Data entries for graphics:

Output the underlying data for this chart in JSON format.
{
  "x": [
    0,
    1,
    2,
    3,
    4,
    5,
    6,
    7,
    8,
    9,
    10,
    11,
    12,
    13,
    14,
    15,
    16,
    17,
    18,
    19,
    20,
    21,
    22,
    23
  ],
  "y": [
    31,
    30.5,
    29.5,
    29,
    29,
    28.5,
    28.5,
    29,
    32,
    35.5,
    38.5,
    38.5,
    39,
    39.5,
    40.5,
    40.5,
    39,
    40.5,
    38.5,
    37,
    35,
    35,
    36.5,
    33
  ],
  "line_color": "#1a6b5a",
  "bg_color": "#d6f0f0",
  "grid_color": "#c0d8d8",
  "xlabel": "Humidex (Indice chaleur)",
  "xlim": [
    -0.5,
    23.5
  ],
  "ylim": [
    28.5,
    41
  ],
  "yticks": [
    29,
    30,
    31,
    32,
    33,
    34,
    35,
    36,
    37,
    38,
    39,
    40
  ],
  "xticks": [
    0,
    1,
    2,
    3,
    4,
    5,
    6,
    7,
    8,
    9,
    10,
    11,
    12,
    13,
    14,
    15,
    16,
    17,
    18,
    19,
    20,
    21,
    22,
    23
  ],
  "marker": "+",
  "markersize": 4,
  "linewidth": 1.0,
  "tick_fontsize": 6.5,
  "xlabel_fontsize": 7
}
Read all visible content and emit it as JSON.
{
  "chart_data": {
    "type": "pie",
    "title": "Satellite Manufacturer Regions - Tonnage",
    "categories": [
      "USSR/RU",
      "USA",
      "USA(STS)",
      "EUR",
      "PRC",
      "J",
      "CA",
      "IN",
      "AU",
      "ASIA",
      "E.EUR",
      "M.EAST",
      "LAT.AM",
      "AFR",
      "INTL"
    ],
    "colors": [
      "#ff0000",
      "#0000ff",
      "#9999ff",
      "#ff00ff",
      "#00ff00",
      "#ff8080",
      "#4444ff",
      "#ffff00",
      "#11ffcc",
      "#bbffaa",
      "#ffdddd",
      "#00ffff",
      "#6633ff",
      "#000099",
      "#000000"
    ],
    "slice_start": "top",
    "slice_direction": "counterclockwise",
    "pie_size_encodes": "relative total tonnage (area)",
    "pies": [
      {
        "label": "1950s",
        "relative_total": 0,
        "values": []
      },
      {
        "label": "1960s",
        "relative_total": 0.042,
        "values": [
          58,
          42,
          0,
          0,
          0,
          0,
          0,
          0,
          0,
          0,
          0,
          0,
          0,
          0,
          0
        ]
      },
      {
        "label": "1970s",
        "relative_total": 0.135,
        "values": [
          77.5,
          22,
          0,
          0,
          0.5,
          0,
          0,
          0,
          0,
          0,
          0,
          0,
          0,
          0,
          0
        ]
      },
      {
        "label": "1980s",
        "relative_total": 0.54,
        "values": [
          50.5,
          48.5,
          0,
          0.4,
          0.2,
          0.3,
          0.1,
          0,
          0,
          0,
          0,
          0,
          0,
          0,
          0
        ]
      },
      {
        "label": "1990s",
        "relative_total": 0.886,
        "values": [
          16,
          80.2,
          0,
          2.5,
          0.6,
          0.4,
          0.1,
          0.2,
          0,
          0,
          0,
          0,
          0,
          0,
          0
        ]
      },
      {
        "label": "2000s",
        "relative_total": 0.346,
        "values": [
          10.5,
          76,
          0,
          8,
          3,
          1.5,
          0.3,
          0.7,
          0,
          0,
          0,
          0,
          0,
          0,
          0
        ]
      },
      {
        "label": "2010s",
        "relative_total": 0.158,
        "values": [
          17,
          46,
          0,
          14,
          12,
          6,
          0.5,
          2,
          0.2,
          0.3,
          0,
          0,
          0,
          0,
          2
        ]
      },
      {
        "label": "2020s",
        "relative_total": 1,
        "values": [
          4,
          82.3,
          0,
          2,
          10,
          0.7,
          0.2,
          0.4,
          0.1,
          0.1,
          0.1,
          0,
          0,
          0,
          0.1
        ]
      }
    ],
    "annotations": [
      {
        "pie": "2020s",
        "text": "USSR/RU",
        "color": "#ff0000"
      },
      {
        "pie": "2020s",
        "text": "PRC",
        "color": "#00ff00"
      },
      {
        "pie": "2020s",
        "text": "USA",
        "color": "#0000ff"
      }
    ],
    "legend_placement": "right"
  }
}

EXERCISE TASK: Restate every entry word for word.

THE REPLY:
Output the underlying data for this chart in JSON format.
{
  "x": [
    0,
    1,
    2,
    3,
    4,
    5,
    6,
    7,
    8,
    9,
    10,
    11,
    12,
    13,
    14,
    15,
    16,
    17,
    18,
    19,
    20,
    21,
    22,
    23
  ],
  "y": [
    31,
    30.5,
    29.5,
    29,
    29,
    28.5,
    28.5,
    29,
    32,
    35.5,
    38.5,
    38.5,
    39,
    39.5,
    40.5,
    40.5,
    39,
    40.5,
    38.5,
    37,
    35,
    35,
    36.5,
    33
  ],
  "line_color": "#1a6b5a",
  "bg_color": "#d6f0f0",
  "grid_color": "#c0d8d8",
  "xlabel": "Humidex (Indice chaleur)",
  "xlim": [
    -0.5,
    23.5
  ],
  "ylim": [
    28.5,
    41
  ],
  "yticks": [
    29,
    30,
    31,
    32,
    33,
    34,
    35,
    36,
    37,
    38,
    39,
    40
  ],
  "xticks": [
    0,
    1,
    2,
    3,
    4,
    5,
    6,
    7,
    8,
    9,
    10,
    11,
    12,
    13,
    14,
    15,
    16,
    17,
    18,
    19,
    20,
    21,
    22,
    23
  ],
  "marker": "+",
  "markersize": 4,
  "linewidth": 1.0,
  "tick_fontsize": 6.5,
  "xlabel_fontsize": 7
}
Read all visible content and emit it as JSON.
{
  "chart_data": {
    "type": "pie",
    "title": "Satellite Manufacturer Regions - Tonnage",
    "categories": [
      "USSR/RU",
      "USA",
      "USA(STS)",
      "EUR",
      "PRC",
      "J",
      "CA",
      "IN",
      "AU",
      "ASIA",
      "E.EUR",
      "M.EAST",
      "LAT.AM",
      "AFR",
      "INTL"
    ],
    "colors": [
      "#ff0000",
      "#0000ff",
      "#9999ff",
      "#ff00ff",
      "#00ff00",
      "#ff8080",
      "#4444ff",
      "#ffff00",
      "#11ffcc",
      "#bbffaa",
      "#ffdddd",
      "#00ffff",
      "#6633ff",
      "#000099",
      "#000000"
    ],
    "slice_start": "top",
    "slice_direction": "counterclockwise",
    "pie_size_encodes": "relative total tonnage (area)",
    "pies": [
      {
        "label": "1950s",
        "relative_total": 0,
        "values": []
      },
      {
        "label": "1960s",
        "relative_total": 0.042,
        "values": [
          58,
          42,
          0,
          0,
          0,
          0,
          0,
          0,
          0,
          0,
          0,
          0,
          0,
          0,
          0
        ]
      },
      {
        "label": "1970s",
        "relative_total": 0.135,
        "values": [
          77.5,
          22,
          0,
          0,
          0.5,
          0,
          0,
          0,
          0,
          0,
          0,
          0,
          0,
          0,
          0
        ]
      },
      {
        "label": "1980s",
        "relative_total": 0.54,
        "values": [
          50.5,
          48.5,
          0,
          0.4,
          0.2,
          0.3,
          0.1,
          0,
          0,
          0,
          0,
          0,
          0,
          0,
          0
        ]
      },
      {
        "label": "1990s",
        "relative_total": 0.886,
        "values": [
          16,
          80.2,
          0,
          2.5,
          0.6,
          0.4,
          0.1,
          0.2,
          0,
          0,
          0,
          0,
          0,
          0,
          0
        ]
      },
      {
        "label": "2000s",
        "relative_total": 0.346,
        "values": [
          10.5,
          76,
          0,
          8,
          3,
          1.5,
          0.3,
          0.7,
          0,
          0,
          0,
          0,
          0,
          0,
          0
        ]
      },
      {
        "label": "2010s",
        "relative_total": 0.158,
        "values": [
          17,
          46,
          0,
          14,
          12,
          6,
          0.5,
          2,
          0.2,
          0.3,
          0,
          0,
          0,
          0,
          2
        ]
      },
      {
        "label": "2020s",
        "relative_total": 1,
        "values": [
          4,
          82.3,
          0,
          2,
          10,
          0.7,
          0.2,
          0.4,
          0.1,
          0.1,
          0.1,
          0,
          0,
          0,
          0.1
        ]
      }
    ],
    "annotations": [
      {
        "pie": "2020s",
        "text": "USSR/RU",
        "color": "#ff0000"
      },
      {
        "pie": "2020s",
        "text": "PRC",
        "color": "#00ff00"
      },
      {
        "pie": "2020s",
        "text": "USA",
        "color": "#0000ff"
      }
    ],
    "legend_placement": "right"
  }
}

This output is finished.